What is being asked:
Work out how many lines of the material below mention the word "this"; reply with the number only.

(Saved data entries)
========================
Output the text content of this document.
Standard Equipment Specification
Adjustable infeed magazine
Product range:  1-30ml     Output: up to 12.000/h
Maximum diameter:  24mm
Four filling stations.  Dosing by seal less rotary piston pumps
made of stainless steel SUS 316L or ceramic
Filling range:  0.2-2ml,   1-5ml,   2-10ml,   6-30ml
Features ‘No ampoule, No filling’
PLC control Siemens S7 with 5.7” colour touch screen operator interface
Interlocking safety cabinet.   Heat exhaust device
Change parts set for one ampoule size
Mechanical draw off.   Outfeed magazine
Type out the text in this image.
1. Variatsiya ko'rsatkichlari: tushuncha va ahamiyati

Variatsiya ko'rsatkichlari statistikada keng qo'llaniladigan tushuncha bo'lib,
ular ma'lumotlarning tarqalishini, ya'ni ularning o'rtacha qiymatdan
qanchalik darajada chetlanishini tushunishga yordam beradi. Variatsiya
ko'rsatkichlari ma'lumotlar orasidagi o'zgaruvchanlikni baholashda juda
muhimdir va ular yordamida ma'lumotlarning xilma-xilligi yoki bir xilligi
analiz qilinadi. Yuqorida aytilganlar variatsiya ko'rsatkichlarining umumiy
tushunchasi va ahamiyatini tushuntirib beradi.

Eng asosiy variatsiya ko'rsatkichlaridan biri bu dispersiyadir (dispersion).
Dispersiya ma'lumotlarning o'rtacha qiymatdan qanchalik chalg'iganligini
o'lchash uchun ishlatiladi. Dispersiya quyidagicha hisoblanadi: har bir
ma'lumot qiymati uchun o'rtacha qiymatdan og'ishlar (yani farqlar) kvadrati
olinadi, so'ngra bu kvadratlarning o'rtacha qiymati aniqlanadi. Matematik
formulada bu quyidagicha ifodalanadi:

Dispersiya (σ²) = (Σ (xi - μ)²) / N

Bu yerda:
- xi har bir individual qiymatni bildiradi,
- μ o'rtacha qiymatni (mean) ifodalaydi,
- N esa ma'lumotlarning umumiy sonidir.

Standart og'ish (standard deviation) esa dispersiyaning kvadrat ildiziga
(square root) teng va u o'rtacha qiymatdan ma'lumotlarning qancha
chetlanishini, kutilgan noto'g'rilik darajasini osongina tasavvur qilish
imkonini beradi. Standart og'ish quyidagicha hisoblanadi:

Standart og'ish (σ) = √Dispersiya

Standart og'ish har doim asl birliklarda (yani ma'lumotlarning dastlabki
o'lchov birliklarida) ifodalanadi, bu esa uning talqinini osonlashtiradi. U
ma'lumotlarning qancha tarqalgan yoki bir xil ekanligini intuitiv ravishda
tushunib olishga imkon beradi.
========================
Task output:
2